__Raw records__.
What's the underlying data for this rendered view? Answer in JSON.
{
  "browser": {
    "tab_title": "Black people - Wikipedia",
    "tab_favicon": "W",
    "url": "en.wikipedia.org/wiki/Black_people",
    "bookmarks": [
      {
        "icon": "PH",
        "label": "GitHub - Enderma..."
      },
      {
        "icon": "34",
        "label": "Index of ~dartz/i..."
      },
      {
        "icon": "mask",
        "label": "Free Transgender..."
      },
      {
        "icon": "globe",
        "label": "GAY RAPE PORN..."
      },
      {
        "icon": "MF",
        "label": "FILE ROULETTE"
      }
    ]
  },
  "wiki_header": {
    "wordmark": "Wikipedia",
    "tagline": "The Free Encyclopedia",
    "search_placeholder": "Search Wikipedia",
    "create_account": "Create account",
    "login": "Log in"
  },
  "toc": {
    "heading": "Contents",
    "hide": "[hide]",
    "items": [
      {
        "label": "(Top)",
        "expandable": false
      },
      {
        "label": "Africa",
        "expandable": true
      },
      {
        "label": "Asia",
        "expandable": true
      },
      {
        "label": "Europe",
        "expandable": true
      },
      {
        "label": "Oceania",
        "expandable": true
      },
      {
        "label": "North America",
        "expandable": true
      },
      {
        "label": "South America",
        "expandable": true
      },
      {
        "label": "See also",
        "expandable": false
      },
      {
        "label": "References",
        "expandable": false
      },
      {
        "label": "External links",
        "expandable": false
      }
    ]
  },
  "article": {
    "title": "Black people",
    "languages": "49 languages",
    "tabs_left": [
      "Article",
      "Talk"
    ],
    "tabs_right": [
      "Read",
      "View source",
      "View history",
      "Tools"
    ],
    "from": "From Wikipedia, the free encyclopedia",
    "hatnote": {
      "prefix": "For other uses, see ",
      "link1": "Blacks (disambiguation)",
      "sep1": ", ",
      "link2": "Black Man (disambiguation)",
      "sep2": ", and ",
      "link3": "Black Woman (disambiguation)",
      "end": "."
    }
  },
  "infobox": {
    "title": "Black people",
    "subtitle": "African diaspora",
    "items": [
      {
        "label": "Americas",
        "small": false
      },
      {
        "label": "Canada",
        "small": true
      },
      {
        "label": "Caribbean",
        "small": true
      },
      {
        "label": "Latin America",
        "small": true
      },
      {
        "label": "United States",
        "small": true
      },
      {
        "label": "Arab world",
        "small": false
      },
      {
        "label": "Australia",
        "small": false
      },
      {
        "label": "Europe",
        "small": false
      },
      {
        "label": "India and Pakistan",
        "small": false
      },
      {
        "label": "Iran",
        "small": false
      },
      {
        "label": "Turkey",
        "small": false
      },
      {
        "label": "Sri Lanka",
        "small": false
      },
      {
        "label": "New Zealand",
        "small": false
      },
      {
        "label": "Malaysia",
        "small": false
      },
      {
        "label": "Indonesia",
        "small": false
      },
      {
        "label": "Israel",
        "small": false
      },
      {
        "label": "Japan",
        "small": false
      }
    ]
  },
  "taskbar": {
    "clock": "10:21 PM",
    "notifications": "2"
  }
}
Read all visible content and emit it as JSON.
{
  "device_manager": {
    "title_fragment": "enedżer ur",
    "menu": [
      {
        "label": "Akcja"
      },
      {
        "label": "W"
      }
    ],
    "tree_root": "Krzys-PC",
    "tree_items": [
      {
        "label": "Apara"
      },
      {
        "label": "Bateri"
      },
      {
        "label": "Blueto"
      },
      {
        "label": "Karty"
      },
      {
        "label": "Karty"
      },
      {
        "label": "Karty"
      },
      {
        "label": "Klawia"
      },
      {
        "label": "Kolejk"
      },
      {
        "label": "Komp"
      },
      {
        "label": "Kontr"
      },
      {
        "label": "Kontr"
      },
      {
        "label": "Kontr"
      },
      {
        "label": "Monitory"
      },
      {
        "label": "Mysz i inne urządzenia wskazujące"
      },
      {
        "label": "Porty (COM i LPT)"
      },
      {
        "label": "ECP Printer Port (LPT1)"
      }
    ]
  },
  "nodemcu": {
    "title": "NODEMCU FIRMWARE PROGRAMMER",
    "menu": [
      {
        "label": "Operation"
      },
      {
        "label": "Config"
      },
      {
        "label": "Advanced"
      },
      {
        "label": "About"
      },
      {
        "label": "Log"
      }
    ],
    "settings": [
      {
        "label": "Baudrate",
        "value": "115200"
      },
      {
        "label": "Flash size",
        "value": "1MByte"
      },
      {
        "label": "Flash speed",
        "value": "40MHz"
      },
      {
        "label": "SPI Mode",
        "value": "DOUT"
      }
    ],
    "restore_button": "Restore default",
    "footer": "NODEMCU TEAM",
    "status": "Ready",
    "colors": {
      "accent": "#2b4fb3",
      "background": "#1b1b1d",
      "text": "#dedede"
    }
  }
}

__Your instructions__.
Copy out each record from above, exactly.

__Completed task__.
What's the underlying data for this rendered view? Answer in JSON.
{
  "browser": {
    "tab_title": "Black people - Wikipedia",
    "tab_favicon": "W",
    "url": "en.wikipedia.org/wiki/Black_people",
    "bookmarks": [
      {
        "icon": "PH",
        "label": "GitHub - Enderma..."
      },
      {
        "icon": "34",
        "label": "Index of ~dartz/i..."
      },
      {
        "icon": "mask",
        "label": "Free Transgender..."
      },
      {
        "icon": "globe",
        "label": "GAY RAPE PORN..."
      },
      {
        "icon": "MF",
        "label": "FILE ROULETTE"
      }
    ]
  },
  "wiki_header": {
    "wordmark": "Wikipedia",
    "tagline": "The Free Encyclopedia",
    "search_placeholder": "Search Wikipedia",
    "create_account": "Create account",
    "login": "Log in"
  },
  "toc": {
    "heading": "Contents",
    "hide": "[hide]",
    "items": [
      {
        "label": "(Top)",
        "expandable": false
      },
      {
        "label": "Africa",
        "expandable": true
      },
      {
        "label": "Asia",
        "expandable": true
      },
      {
        "label": "Europe",
        "expandable": true
      },
      {
        "label": "Oceania",
        "expandable": true
      },
      {
        "label": "North America",
        "expandable": true
      },
      {
        "label": "South America",
        "expandable": true
      },
      {
        "label": "See also",
        "expandable": false
      },
      {
        "label": "References",
        "expandable": false
      },
      {
        "label": "External links",
        "expandable": false
      }
    ]
  },
  "article": {
    "title": "Black people",
    "languages": "49 languages",
    "tabs_left": [
      "Article",
      "Talk"
    ],
    "tabs_right": [
      "Read",
      "View source",
      "View history",
      "Tools"
    ],
    "from": "From Wikipedia, the free encyclopedia",
    "hatnote": {
      "prefix": "For other uses, see ",
      "link1": "Blacks (disambiguation)",
      "sep1": ", ",
      "link2": "Black Man (disambiguation)",
      "sep2": ", and ",
      "link3": "Black Woman (disambiguation)",
      "end": "."
    }
  },
  "infobox": {
    "title": "Black people",
    "subtitle": "African diaspora",
    "items": [
      {
        "label": "Americas",
        "small": false
      },
      {
        "label": "Canada",
        "small": true
      },
      {
        "label": "Caribbean",
        "small": true
      },
      {
        "label": "Latin America",
        "small": true
      },
      {
        "label": "United States",
        "small": true
      },
      {
        "label": "Arab world",
        "small": false
      },
      {
        "label": "Australia",
        "small": false
      },
      {
        "label": "Europe",
        "small": false
      },
      {
        "label": "India and Pakistan",
        "small": false
      },
      {
        "label": "Iran",
        "small": false
      },
      {
        "label": "Turkey",
        "small": false
      },
      {
        "label": "Sri Lanka",
        "small": false
      },
      {
        "label": "New Zealand",
        "small": false
      },
      {
        "label": "Malaysia",
        "small": false
      },
      {
        "label": "Indonesia",
        "small": false
      },
      {
        "label": "Israel",
        "small": false
      },
      {
        "label": "Japan",
        "small": false
      }
    ]
  },
  "taskbar": {
    "clock": "10:21 PM",
    "notifications": "2"
  }
}
Read all visible content and emit it as JSON.
{
  "device_manager": {
    "title_fragment": "enedżer ur",
    "menu": [
      {
        "label": "Akcja"
      },
      {
        "label": "W"
      }
    ],
    "tree_root": "Krzys-PC",
    "tree_items": [
      {
        "label": "Apara"
      },
      {
        "label": "Bateri"
      },
      {
        "label": "Blueto"
      },
      {
        "label": "Karty"
      },
      {
        "label": "Karty"
      },
      {
        "label": "Karty"
      },
      {
        "label": "Klawia"
      },
      {
        "label": "Kolejk"
      },
      {
        "label": "Komp"
      },
      {
        "label": "Kontr"
      },
      {
        "label": "Kontr"
      },
      {
        "label": "Kontr"
      },
      {
        "label": "Monitory"
      },
      {
        "label": "Mysz i inne urządzenia wskazujące"
      },
      {
        "label": "Porty (COM i LPT)"
      },
      {
        "label": "ECP Printer Port (LPT1)"
      }
    ]
  },
  "nodemcu": {
    "title": "NODEMCU FIRMWARE PROGRAMMER",
    "menu": [
      {
        "label": "Operation"
      },
      {
        "label": "Config"
      },
      {
        "label": "Advanced"
      },
      {
        "label": "About"
      },
      {
        "label": "Log"
      }
    ],
    "settings": [
      {
        "label": "Baudrate",
        "value": "115200"
      },
      {
        "label": "Flash size",
        "value": "1MByte"
      },
      {
        "label": "Flash speed",
        "value": "40MHz"
      },
      {
        "label": "SPI Mode",
        "value": "DOUT"
      }
    ],
    "restore_button": "Restore default",
    "footer": "NODEMCU TEAM",
    "status": "Ready",
    "colors": {
      "accent": "#2b4fb3",
      "background": "#1b1b1d",
      "text": "#dedede"
    }
  }
}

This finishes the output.